According to the Bdp1 figure legend, which amino acids does region II of Saccharomyces cerevisiae Bdp1 span?

▶ PAGE EXCERPT
——————

FIG 3.

Functional analysis of Bdp1 region II. (A) Bdp1 region II multiple-sequence alignment. As depicted in Fig. 1A, region II of Saccharomyces cerevisiae (Sc) Bdp1 ranges from amino acids 269 to 315. Hs, Homo sapiens; Sp, Schizosaccharomyces pombe; Ca, Candida albicans. The secondary structure of region II was predicted by use of the PSIPRED protein analysis workbench (http://bioinf.cs.ucl.ac.uk/psipred/). Symbols below the sequence alignment: asterisks, residues with BPA-cross-linking to C128; dot, the residue with BPA-cross-linking to Brf1. Point mutations and associated cell growth phenotypes are listed below. ts, temperature-sensitive (37°C) phenotype; sg, slow growth at all temperatures (16, 25, 30, and 37°C); l, amino acid substitution causing lethality. (B) Cell growth analysis of mutants with mutations in Bdp1 region II residues flanking the Brf1 BPA-cross-linking site. The three mutations caused a temperature-sensitive phenotype, as shown by serial dilution cell growth at 37°C. (C) In vitro transcription analysis for Bdp1 region II mutations flanking the residue cross-linking to Brf1. The autoradiograms show RNAs generated from the PICs of the IMT assay. As indicated, whole-cell extracts containing either WT or Bdp1 mutants were utilized in the in vitro transcription analysis. (D) PIC formation analysis of Bdp1 region II mutants. As indicated, Bdp1 mutant or WT whole-cell extracts were used in the IMT assay to isolate PICs on DNAs containing the SUP4 or SnR6 (U6) gene. Individual proteins of the isolated PICs were probed with antibodies, as indicated, in the Western blot analysis. (E) Cell growth analysis of mutations in Bdp1 region II residues involved in the C128 interaction. Representative slow cell growth at 30°C is shown. (F) In vitro transcription analysis for mutations in Bdp1 region II residues involved in the C128 interaction. The autoradiogram shows SUP4 tRNA from an in vitro transcription assay using WT or Bdp1 mutant whole-cell extracts.

——————

▶ DATASET ENTRIES
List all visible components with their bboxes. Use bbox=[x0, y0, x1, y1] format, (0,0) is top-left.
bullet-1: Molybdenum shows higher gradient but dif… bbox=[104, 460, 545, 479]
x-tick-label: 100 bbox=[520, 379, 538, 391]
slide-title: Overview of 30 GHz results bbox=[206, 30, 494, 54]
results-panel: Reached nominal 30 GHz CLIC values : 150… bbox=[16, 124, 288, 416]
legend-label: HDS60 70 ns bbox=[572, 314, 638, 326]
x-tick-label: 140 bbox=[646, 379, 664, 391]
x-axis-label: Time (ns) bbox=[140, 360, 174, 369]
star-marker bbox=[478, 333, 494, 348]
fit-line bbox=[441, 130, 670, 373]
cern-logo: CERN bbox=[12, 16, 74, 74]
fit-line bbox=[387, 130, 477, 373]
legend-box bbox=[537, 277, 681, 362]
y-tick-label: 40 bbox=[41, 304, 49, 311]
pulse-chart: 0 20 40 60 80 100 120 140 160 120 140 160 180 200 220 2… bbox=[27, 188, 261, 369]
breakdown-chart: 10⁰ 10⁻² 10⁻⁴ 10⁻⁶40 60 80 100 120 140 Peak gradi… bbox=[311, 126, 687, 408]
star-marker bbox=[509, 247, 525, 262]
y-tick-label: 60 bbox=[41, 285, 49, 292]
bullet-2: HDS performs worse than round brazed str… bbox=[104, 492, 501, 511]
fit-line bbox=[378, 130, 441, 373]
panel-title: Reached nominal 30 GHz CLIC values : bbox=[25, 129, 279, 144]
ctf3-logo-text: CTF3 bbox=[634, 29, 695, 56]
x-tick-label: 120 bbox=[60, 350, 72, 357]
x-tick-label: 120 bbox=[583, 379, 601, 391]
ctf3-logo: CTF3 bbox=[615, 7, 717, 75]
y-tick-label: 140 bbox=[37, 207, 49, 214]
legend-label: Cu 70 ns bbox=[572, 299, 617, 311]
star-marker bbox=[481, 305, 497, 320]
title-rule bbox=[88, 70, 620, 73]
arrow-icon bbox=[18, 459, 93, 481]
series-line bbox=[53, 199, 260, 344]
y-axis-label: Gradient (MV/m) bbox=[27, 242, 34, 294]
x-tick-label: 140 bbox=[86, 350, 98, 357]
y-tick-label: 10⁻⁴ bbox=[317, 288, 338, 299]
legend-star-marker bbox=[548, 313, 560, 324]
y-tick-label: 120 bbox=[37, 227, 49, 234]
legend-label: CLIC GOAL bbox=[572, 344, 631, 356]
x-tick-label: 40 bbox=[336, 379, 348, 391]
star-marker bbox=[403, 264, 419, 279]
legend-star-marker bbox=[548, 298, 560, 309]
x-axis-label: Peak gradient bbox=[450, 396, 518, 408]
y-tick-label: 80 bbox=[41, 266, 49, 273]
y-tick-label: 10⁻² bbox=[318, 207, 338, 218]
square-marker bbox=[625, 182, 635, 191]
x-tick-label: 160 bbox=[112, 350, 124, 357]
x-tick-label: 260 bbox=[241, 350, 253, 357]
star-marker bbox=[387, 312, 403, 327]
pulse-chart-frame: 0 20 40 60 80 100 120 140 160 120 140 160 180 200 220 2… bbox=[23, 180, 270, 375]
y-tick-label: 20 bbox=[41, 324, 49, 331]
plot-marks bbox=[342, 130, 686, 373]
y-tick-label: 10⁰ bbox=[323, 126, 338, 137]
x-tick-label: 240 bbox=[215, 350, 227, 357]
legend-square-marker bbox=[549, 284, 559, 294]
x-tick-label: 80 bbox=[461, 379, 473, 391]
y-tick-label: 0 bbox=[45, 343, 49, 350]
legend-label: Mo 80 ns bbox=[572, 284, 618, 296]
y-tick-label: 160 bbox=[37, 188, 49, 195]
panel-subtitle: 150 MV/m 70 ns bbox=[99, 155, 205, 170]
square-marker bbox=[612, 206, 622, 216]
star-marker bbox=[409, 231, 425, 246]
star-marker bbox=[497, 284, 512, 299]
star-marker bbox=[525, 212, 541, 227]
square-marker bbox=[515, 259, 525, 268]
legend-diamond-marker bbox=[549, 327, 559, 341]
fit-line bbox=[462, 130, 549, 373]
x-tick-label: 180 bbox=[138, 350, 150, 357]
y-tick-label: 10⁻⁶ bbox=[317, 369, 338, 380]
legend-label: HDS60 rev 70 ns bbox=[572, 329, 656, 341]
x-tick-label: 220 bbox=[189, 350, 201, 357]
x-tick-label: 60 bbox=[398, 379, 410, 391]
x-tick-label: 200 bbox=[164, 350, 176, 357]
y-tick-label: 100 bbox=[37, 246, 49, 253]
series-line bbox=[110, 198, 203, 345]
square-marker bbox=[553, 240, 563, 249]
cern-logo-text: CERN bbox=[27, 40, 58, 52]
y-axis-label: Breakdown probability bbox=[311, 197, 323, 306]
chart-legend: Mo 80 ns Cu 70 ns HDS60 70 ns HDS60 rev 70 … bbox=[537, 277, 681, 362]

——————

▶ TASK RESPONSE
Amino acids 269 to 315.